(Excerpt from a dataset)
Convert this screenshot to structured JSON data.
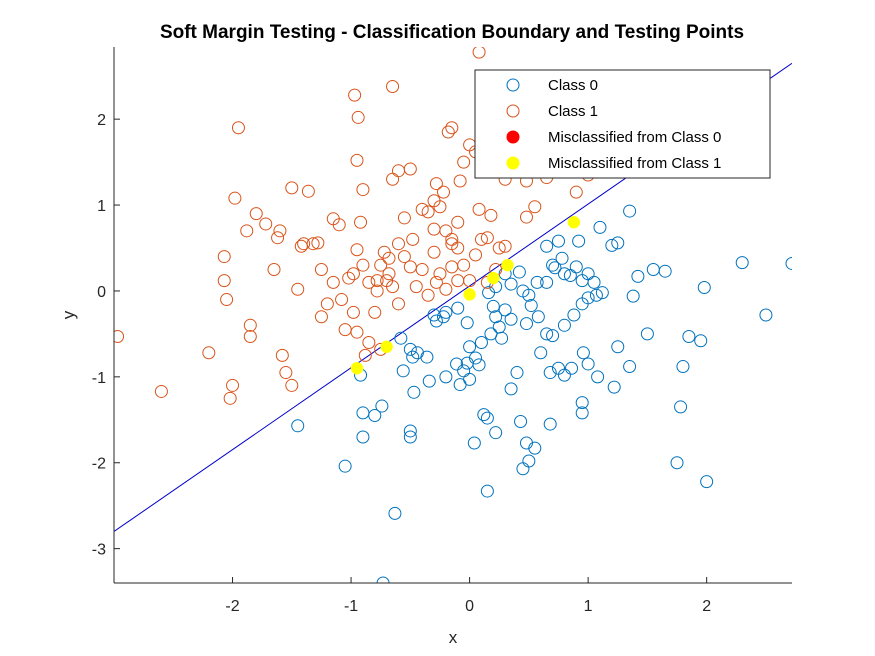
{
  "chart_data": {
    "type": "scatter",
    "title": "Soft Margin Testing - Classification Boundary and Testing Points",
    "xlabel": "x",
    "ylabel": "y",
    "xlim": [
      -3,
      2.72
    ],
    "ylim": [
      -3.4,
      2.84
    ],
    "xticks": [
      -2,
      -1,
      0,
      1,
      2
    ],
    "yticks": [
      -3,
      -2,
      -1,
      0,
      1,
      2
    ],
    "grid": false,
    "legend_position": "top-right",
    "boundary": {
      "color": "#0000cc",
      "x": [
        -3,
        2.72
      ],
      "y": [
        -2.8,
        2.65
      ]
    },
    "series": [
      {
        "name": "Class 0",
        "marker": "open-circle",
        "color": "#0072BD",
        "points": [
          [
            -1.45,
            -1.57
          ],
          [
            -1.05,
            -2.04
          ],
          [
            -0.9,
            -1.7
          ],
          [
            -0.9,
            -1.42
          ],
          [
            -0.8,
            -1.45
          ],
          [
            -0.74,
            -1.34
          ],
          [
            -0.63,
            -2.59
          ],
          [
            -0.73,
            -3.4
          ],
          [
            -0.5,
            -1.63
          ],
          [
            -0.5,
            -1.7
          ],
          [
            -0.92,
            -0.98
          ],
          [
            -0.58,
            -0.55
          ],
          [
            -0.56,
            -0.93
          ],
          [
            -0.48,
            -0.77
          ],
          [
            -0.5,
            -0.68
          ],
          [
            -0.44,
            -0.72
          ],
          [
            -0.36,
            -0.77
          ],
          [
            -0.34,
            -1.05
          ],
          [
            -0.2,
            -1.0
          ],
          [
            -0.11,
            -0.85
          ],
          [
            -0.05,
            -0.93
          ],
          [
            0.0,
            -1.03
          ],
          [
            -0.02,
            -0.84
          ],
          [
            -0.08,
            -1.09
          ],
          [
            0.05,
            -0.78
          ],
          [
            0.08,
            -0.86
          ],
          [
            -0.47,
            -1.18
          ],
          [
            -0.3,
            -0.28
          ],
          [
            -0.22,
            -0.3
          ],
          [
            -0.1,
            -0.2
          ],
          [
            -0.02,
            -0.37
          ],
          [
            0.0,
            -0.65
          ],
          [
            0.1,
            -0.6
          ],
          [
            0.18,
            -0.5
          ],
          [
            0.25,
            -0.42
          ],
          [
            0.22,
            -0.3
          ],
          [
            0.27,
            -0.55
          ],
          [
            0.3,
            -0.22
          ],
          [
            0.35,
            -0.33
          ],
          [
            0.2,
            -0.18
          ],
          [
            0.16,
            -0.02
          ],
          [
            0.22,
            0.05
          ],
          [
            0.3,
            0.2
          ],
          [
            0.35,
            0.08
          ],
          [
            0.45,
            0.0
          ],
          [
            0.5,
            -0.05
          ],
          [
            0.52,
            -0.17
          ],
          [
            0.58,
            -0.3
          ],
          [
            0.48,
            -0.38
          ],
          [
            0.57,
            0.1
          ],
          [
            0.65,
            0.1
          ],
          [
            0.72,
            0.27
          ],
          [
            0.78,
            0.38
          ],
          [
            0.75,
            0.58
          ],
          [
            0.8,
            0.2
          ],
          [
            0.85,
            0.18
          ],
          [
            0.9,
            0.28
          ],
          [
            0.95,
            0.12
          ],
          [
            1.0,
            0.2
          ],
          [
            1.05,
            0.1
          ],
          [
            1.0,
            -0.08
          ],
          [
            1.07,
            -0.05
          ],
          [
            0.95,
            -0.15
          ],
          [
            0.88,
            -0.28
          ],
          [
            0.8,
            -0.4
          ],
          [
            0.7,
            -0.52
          ],
          [
            0.65,
            -0.5
          ],
          [
            0.6,
            -0.72
          ],
          [
            0.75,
            -0.9
          ],
          [
            0.68,
            -0.95
          ],
          [
            0.8,
            -0.98
          ],
          [
            0.86,
            -0.9
          ],
          [
            0.96,
            -0.72
          ],
          [
            1.0,
            -0.85
          ],
          [
            1.08,
            -1.0
          ],
          [
            1.22,
            -1.12
          ],
          [
            0.95,
            -1.3
          ],
          [
            0.95,
            -1.42
          ],
          [
            0.68,
            -1.55
          ],
          [
            0.55,
            -1.83
          ],
          [
            0.48,
            -1.77
          ],
          [
            0.5,
            -1.98
          ],
          [
            0.45,
            -2.07
          ],
          [
            0.35,
            -1.14
          ],
          [
            0.4,
            -0.95
          ],
          [
            0.43,
            -1.52
          ],
          [
            0.22,
            -1.65
          ],
          [
            0.12,
            -1.44
          ],
          [
            0.15,
            -1.48
          ],
          [
            0.04,
            -1.77
          ],
          [
            0.15,
            -2.33
          ],
          [
            -0.2,
            -0.25
          ],
          [
            -0.28,
            -0.35
          ],
          [
            1.12,
            -0.02
          ],
          [
            1.38,
            -0.06
          ],
          [
            1.42,
            0.17
          ],
          [
            1.35,
            -0.88
          ],
          [
            1.25,
            -0.65
          ],
          [
            1.5,
            -0.5
          ],
          [
            1.55,
            0.25
          ],
          [
            1.65,
            0.23
          ],
          [
            1.35,
            0.93
          ],
          [
            1.1,
            0.74
          ],
          [
            1.2,
            0.53
          ],
          [
            1.25,
            0.56
          ],
          [
            1.8,
            -0.88
          ],
          [
            1.85,
            -0.53
          ],
          [
            1.98,
            0.04
          ],
          [
            1.95,
            -0.58
          ],
          [
            2.3,
            0.33
          ],
          [
            2.5,
            -0.28
          ],
          [
            2.72,
            0.32
          ],
          [
            1.75,
            -2.0
          ],
          [
            2.0,
            -2.22
          ],
          [
            1.78,
            -1.35
          ],
          [
            0.92,
            0.58
          ],
          [
            0.65,
            0.52
          ],
          [
            0.7,
            0.3
          ],
          [
            0.42,
            0.22
          ]
        ]
      },
      {
        "name": "Class 1",
        "marker": "open-circle",
        "color": "#D95319",
        "points": [
          [
            -2.97,
            -0.53
          ],
          [
            -2.6,
            -1.17
          ],
          [
            -2.2,
            -0.72
          ],
          [
            -2.05,
            -0.1
          ],
          [
            -2.07,
            0.4
          ],
          [
            -2.07,
            0.12
          ],
          [
            -2.02,
            -1.25
          ],
          [
            -2.0,
            -1.1
          ],
          [
            -1.95,
            1.9
          ],
          [
            -1.98,
            1.08
          ],
          [
            -1.88,
            0.7
          ],
          [
            -1.85,
            -0.4
          ],
          [
            -1.85,
            -0.53
          ],
          [
            -1.8,
            0.9
          ],
          [
            -1.72,
            0.78
          ],
          [
            -1.65,
            0.25
          ],
          [
            -1.62,
            0.62
          ],
          [
            -1.6,
            0.7
          ],
          [
            -1.58,
            -0.75
          ],
          [
            -1.55,
            -0.95
          ],
          [
            -1.5,
            -1.1
          ],
          [
            -1.5,
            1.2
          ],
          [
            -1.45,
            0.02
          ],
          [
            -1.42,
            0.52
          ],
          [
            -1.4,
            0.55
          ],
          [
            -1.36,
            1.16
          ],
          [
            -1.32,
            0.55
          ],
          [
            -1.28,
            0.56
          ],
          [
            -1.25,
            0.25
          ],
          [
            -1.2,
            -0.15
          ],
          [
            -1.15,
            0.84
          ],
          [
            -1.1,
            0.77
          ],
          [
            -1.08,
            -0.1
          ],
          [
            -1.02,
            0.15
          ],
          [
            -0.98,
            0.2
          ],
          [
            -0.95,
            0.48
          ],
          [
            -0.98,
            -0.25
          ],
          [
            -0.95,
            -0.48
          ],
          [
            -0.92,
            0.8
          ],
          [
            -0.9,
            0.3
          ],
          [
            -0.88,
            -0.75
          ],
          [
            -0.85,
            0.1
          ],
          [
            -0.8,
            -0.25
          ],
          [
            -0.78,
            0.12
          ],
          [
            -0.75,
            0.3
          ],
          [
            -0.72,
            0.45
          ],
          [
            -0.68,
            0.2
          ],
          [
            -0.65,
            0.05
          ],
          [
            -0.6,
            -0.15
          ],
          [
            -0.55,
            0.4
          ],
          [
            -0.5,
            0.28
          ],
          [
            -0.48,
            0.6
          ],
          [
            -0.45,
            0.05
          ],
          [
            -0.4,
            0.25
          ],
          [
            -0.35,
            -0.05
          ],
          [
            -0.3,
            0.45
          ],
          [
            -0.25,
            0.2
          ],
          [
            -0.2,
            0.7
          ],
          [
            -0.15,
            0.6
          ],
          [
            -0.1,
            0.8
          ],
          [
            -0.05,
            0.3
          ],
          [
            0.0,
            0.12
          ],
          [
            0.05,
            0.42
          ],
          [
            0.1,
            0.6
          ],
          [
            0.18,
            0.88
          ],
          [
            0.25,
            0.5
          ],
          [
            0.3,
            0.52
          ],
          [
            0.22,
            0.25
          ],
          [
            0.15,
            0.1
          ],
          [
            -0.97,
            2.28
          ],
          [
            -0.94,
            2.02
          ],
          [
            -0.95,
            1.52
          ],
          [
            -0.9,
            1.18
          ],
          [
            -0.65,
            2.38
          ],
          [
            -0.65,
            1.3
          ],
          [
            -0.6,
            1.4
          ],
          [
            -0.55,
            0.85
          ],
          [
            -0.5,
            1.42
          ],
          [
            -0.4,
            0.95
          ],
          [
            -0.35,
            0.92
          ],
          [
            -0.3,
            0.72
          ],
          [
            -0.28,
            1.25
          ],
          [
            -0.22,
            1.15
          ],
          [
            -0.18,
            1.85
          ],
          [
            -0.15,
            1.9
          ],
          [
            -0.08,
            1.28
          ],
          [
            -0.05,
            1.5
          ],
          [
            0.0,
            1.7
          ],
          [
            0.05,
            1.62
          ],
          [
            0.08,
            2.78
          ],
          [
            0.15,
            1.58
          ],
          [
            0.25,
            1.5
          ],
          [
            0.3,
            1.3
          ],
          [
            0.4,
            1.45
          ],
          [
            0.48,
            1.28
          ],
          [
            0.48,
            0.86
          ],
          [
            0.55,
            0.98
          ],
          [
            0.65,
            1.32
          ],
          [
            0.9,
            1.15
          ],
          [
            1.0,
            1.35
          ],
          [
            1.12,
            1.55
          ],
          [
            -0.3,
            1.05
          ],
          [
            -0.25,
            0.98
          ],
          [
            -0.15,
            0.55
          ],
          [
            -0.1,
            0.5
          ],
          [
            -0.1,
            0.12
          ],
          [
            -0.2,
            0.02
          ],
          [
            -0.28,
            0.1
          ],
          [
            -0.15,
            0.28
          ],
          [
            -1.05,
            -0.45
          ],
          [
            -0.85,
            -0.6
          ],
          [
            -0.75,
            -0.68
          ],
          [
            -0.6,
            0.55
          ],
          [
            -1.15,
            0.1
          ],
          [
            -1.25,
            -0.3
          ],
          [
            -0.78,
            0.0
          ],
          [
            -0.7,
            0.12
          ],
          [
            -0.68,
            0.38
          ],
          [
            0.08,
            0.95
          ],
          [
            0.15,
            0.62
          ]
        ]
      },
      {
        "name": "Misclassified from Class 0",
        "marker": "filled-circle",
        "color": "#FF0000",
        "points": []
      },
      {
        "name": "Misclassified from Class 1",
        "marker": "filled-circle",
        "color": "#FFFF00",
        "points": [
          [
            -0.95,
            -0.9
          ],
          [
            -0.7,
            -0.65
          ],
          [
            0.0,
            -0.04
          ],
          [
            0.2,
            0.15
          ],
          [
            0.32,
            0.3
          ],
          [
            0.88,
            0.8
          ]
        ]
      }
    ]
  }
}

• TASK DETAILS:
Go over the records above and tally the lines with the word "name" in them. Give the number alone.

• CORRECT ANSWER:
4